EXERCISE
Copy out the lines that include the word "years".

Records from a data collection:
------

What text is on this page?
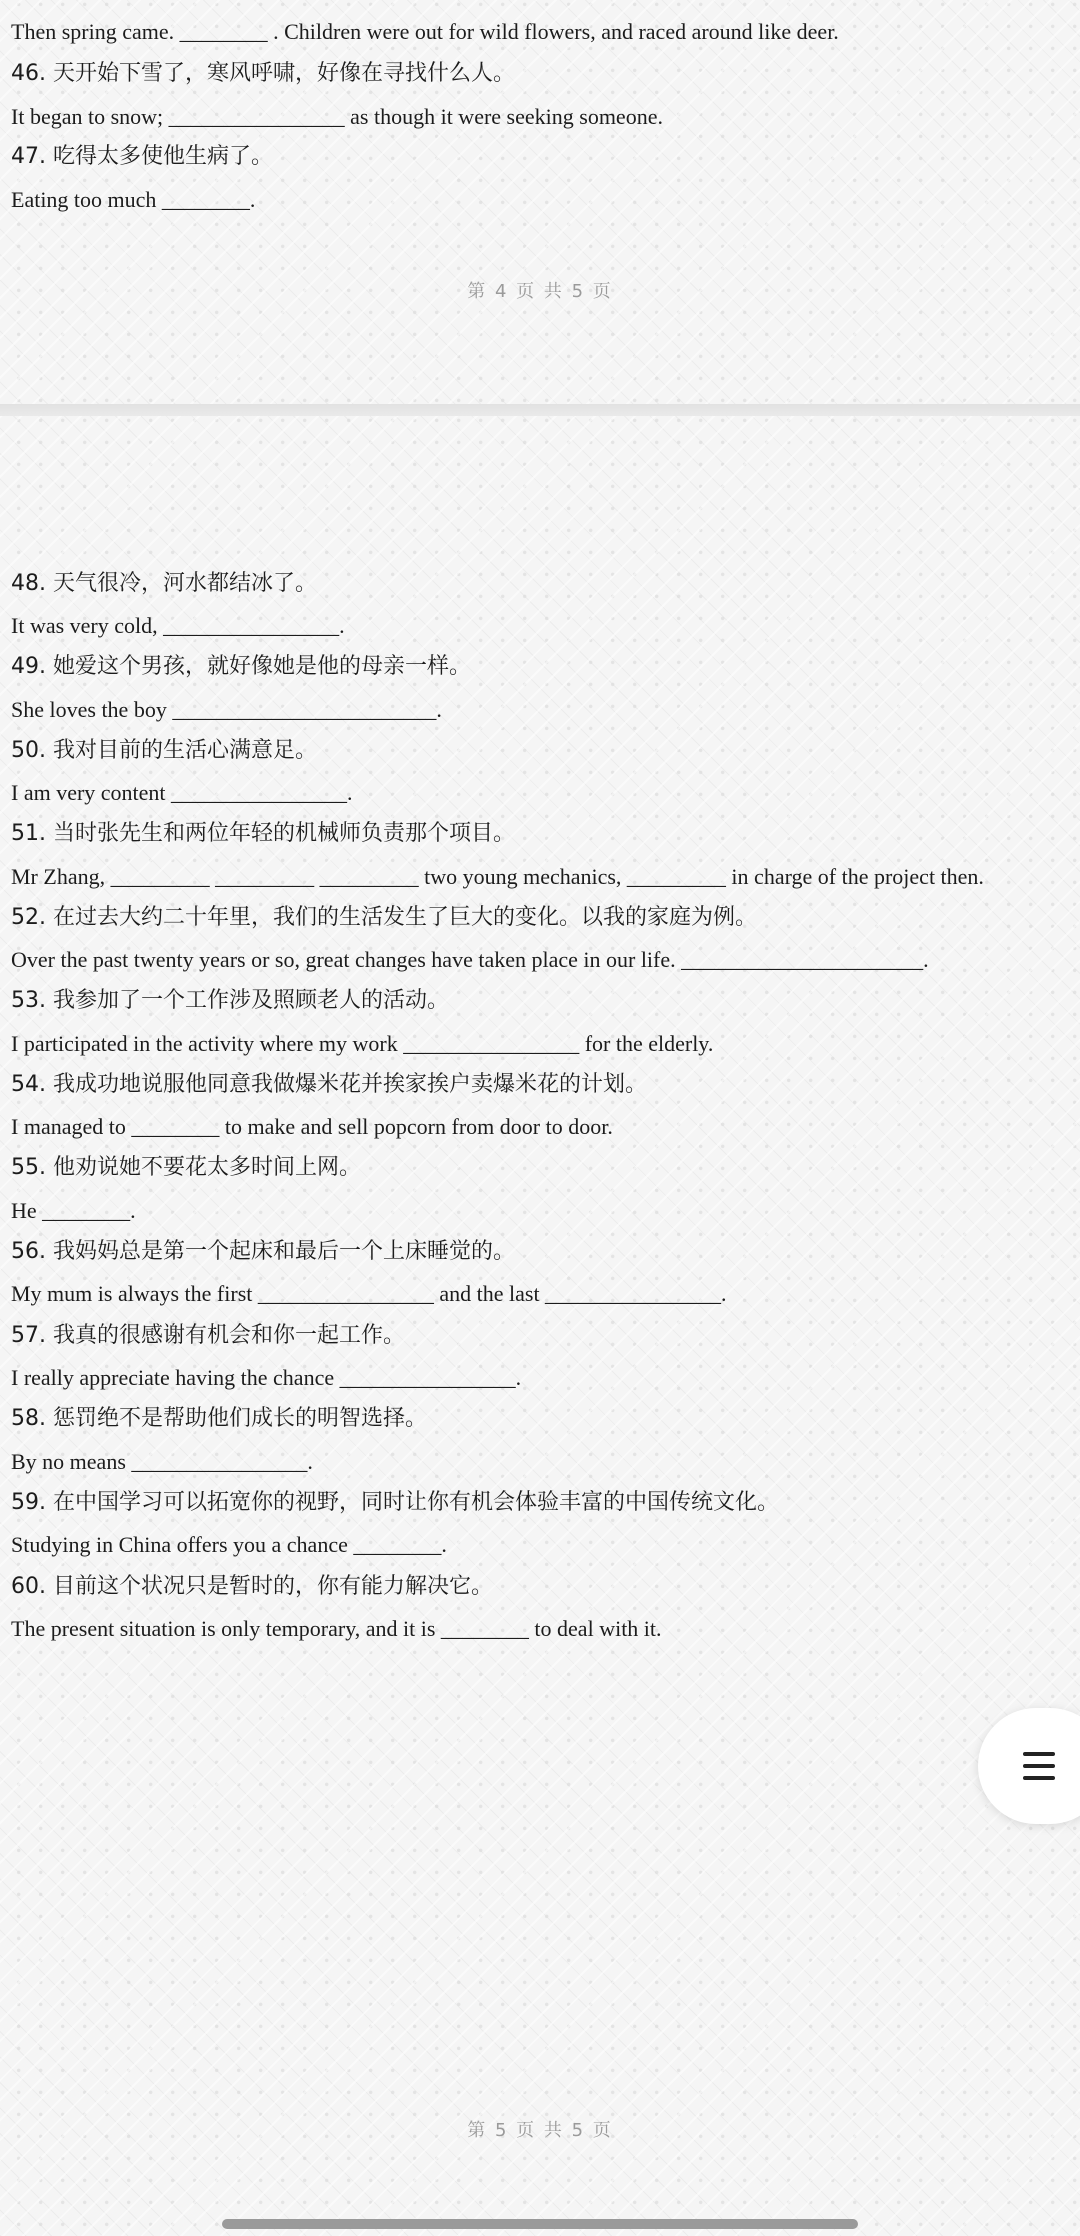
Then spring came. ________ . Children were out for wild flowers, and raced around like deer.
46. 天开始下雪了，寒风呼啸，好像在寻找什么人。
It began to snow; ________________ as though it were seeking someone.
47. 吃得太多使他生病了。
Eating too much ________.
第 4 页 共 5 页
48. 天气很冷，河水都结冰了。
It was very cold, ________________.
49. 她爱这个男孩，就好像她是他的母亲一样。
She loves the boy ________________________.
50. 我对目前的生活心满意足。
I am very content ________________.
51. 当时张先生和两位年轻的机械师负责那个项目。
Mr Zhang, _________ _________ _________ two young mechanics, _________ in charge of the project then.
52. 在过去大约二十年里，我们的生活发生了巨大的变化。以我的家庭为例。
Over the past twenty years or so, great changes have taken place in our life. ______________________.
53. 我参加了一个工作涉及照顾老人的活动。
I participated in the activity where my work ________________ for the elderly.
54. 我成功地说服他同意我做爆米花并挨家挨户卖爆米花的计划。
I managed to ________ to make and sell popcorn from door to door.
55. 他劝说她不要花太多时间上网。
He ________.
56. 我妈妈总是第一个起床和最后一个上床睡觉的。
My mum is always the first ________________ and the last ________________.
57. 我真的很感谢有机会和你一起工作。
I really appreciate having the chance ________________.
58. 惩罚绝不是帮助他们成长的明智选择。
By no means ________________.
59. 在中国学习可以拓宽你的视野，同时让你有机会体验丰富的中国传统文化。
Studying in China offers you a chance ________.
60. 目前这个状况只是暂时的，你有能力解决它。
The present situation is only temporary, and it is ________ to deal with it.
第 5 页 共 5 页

------

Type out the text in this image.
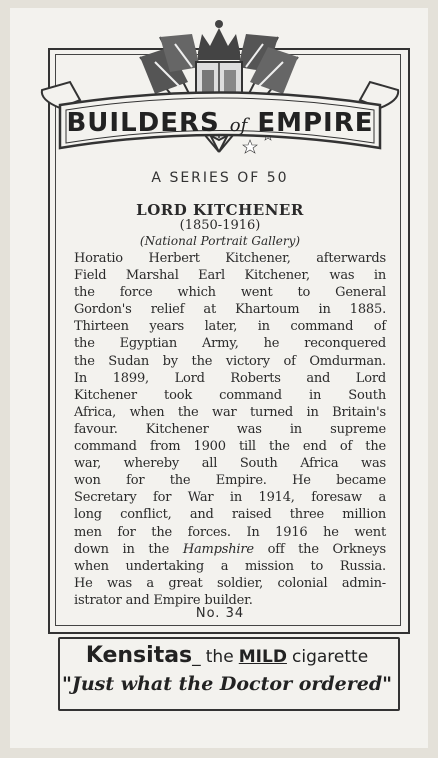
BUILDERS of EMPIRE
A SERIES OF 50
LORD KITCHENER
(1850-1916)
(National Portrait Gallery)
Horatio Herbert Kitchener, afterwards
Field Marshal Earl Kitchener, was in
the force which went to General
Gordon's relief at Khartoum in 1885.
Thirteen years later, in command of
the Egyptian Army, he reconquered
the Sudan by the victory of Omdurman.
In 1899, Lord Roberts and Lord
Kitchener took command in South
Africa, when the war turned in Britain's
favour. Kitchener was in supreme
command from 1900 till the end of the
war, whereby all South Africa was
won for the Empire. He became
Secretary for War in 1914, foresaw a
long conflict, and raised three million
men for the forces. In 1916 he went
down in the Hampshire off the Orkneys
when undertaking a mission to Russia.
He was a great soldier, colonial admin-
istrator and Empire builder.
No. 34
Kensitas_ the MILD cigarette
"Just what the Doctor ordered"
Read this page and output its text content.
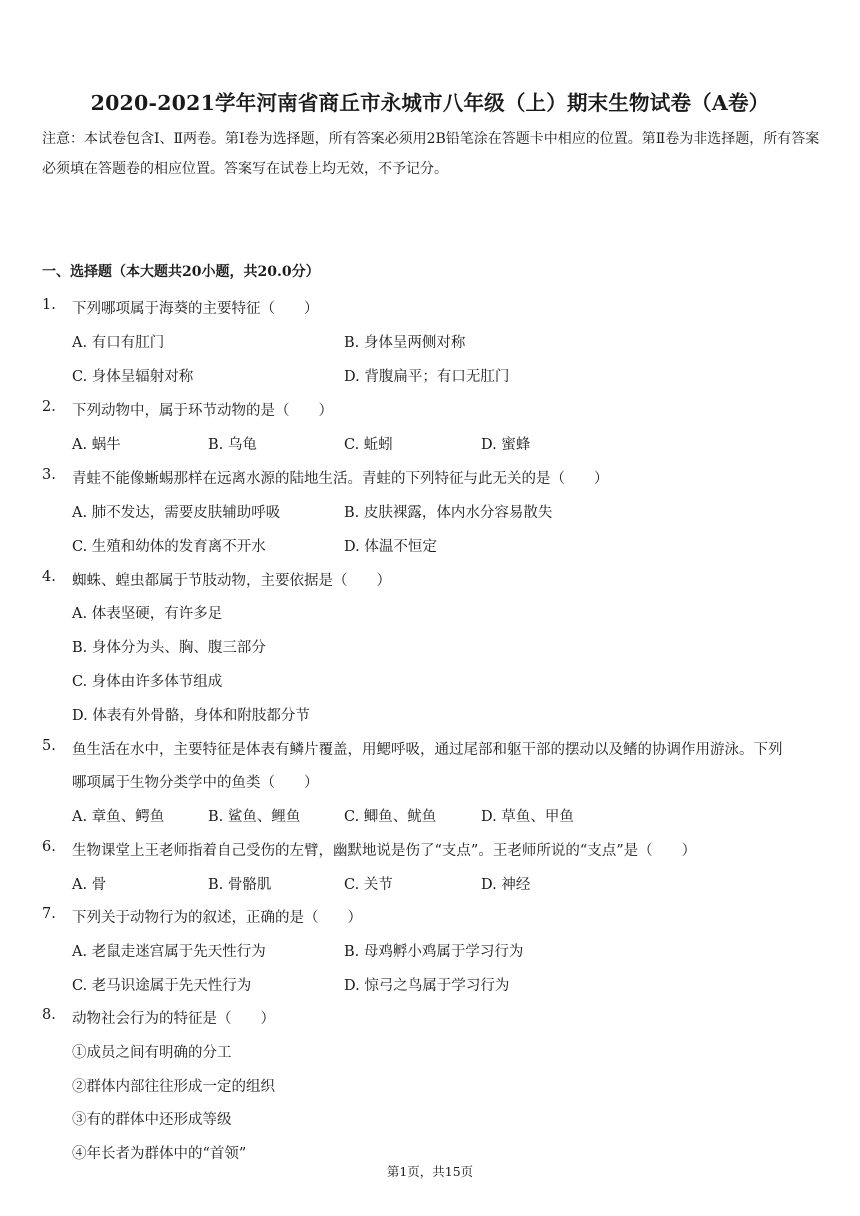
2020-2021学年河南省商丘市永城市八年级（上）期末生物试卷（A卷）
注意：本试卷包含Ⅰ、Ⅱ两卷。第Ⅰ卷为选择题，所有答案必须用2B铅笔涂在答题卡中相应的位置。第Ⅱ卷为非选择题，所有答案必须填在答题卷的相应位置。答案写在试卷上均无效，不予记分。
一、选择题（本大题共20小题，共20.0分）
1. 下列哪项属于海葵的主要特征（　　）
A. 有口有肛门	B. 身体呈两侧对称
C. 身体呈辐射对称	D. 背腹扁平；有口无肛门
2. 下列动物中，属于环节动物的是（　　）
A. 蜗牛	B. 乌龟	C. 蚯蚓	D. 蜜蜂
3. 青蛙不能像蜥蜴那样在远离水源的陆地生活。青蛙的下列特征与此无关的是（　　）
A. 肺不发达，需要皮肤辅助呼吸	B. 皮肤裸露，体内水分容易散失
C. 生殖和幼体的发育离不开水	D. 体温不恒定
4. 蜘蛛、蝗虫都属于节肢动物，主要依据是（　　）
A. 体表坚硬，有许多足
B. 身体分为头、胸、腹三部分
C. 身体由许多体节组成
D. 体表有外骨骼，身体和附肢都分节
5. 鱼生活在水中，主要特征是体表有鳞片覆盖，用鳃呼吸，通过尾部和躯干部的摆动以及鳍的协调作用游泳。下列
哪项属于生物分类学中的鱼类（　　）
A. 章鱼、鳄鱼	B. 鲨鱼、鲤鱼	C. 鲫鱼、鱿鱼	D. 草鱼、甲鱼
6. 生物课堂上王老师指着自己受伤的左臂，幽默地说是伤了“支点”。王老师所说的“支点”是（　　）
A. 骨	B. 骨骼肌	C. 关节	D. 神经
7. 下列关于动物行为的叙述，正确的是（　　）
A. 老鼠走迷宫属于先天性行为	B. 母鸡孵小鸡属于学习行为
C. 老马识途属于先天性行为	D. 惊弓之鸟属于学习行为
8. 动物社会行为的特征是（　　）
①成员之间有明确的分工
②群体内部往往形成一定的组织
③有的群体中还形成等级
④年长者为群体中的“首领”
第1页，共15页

------

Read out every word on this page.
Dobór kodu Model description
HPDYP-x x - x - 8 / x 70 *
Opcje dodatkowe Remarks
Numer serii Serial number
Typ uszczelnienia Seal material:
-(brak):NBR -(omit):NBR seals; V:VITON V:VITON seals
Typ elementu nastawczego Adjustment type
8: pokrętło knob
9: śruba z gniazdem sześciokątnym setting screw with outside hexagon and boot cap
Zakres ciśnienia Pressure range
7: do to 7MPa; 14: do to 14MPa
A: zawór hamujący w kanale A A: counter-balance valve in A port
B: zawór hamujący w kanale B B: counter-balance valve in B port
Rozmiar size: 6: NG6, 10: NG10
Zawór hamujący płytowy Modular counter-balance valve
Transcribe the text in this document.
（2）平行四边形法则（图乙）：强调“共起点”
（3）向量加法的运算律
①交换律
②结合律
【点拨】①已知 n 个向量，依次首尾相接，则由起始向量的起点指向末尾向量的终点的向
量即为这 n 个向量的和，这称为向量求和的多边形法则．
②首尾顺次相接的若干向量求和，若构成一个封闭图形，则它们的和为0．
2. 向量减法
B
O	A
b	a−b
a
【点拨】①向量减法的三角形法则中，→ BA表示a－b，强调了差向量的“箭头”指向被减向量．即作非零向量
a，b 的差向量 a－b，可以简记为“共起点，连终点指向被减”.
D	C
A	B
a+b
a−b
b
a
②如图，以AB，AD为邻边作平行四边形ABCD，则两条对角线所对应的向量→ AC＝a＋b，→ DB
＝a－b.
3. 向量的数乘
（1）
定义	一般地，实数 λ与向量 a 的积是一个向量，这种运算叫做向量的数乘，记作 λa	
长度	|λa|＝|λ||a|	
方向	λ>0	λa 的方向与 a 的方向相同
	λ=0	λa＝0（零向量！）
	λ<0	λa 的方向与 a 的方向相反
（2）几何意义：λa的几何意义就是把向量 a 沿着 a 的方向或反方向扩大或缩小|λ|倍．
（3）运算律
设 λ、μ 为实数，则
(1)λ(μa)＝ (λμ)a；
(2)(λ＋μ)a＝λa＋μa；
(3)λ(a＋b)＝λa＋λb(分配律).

------

ANSWER
Over the past twenty years or so, great changes have taken place in our life. ______________________.
Thirteen years later, in command of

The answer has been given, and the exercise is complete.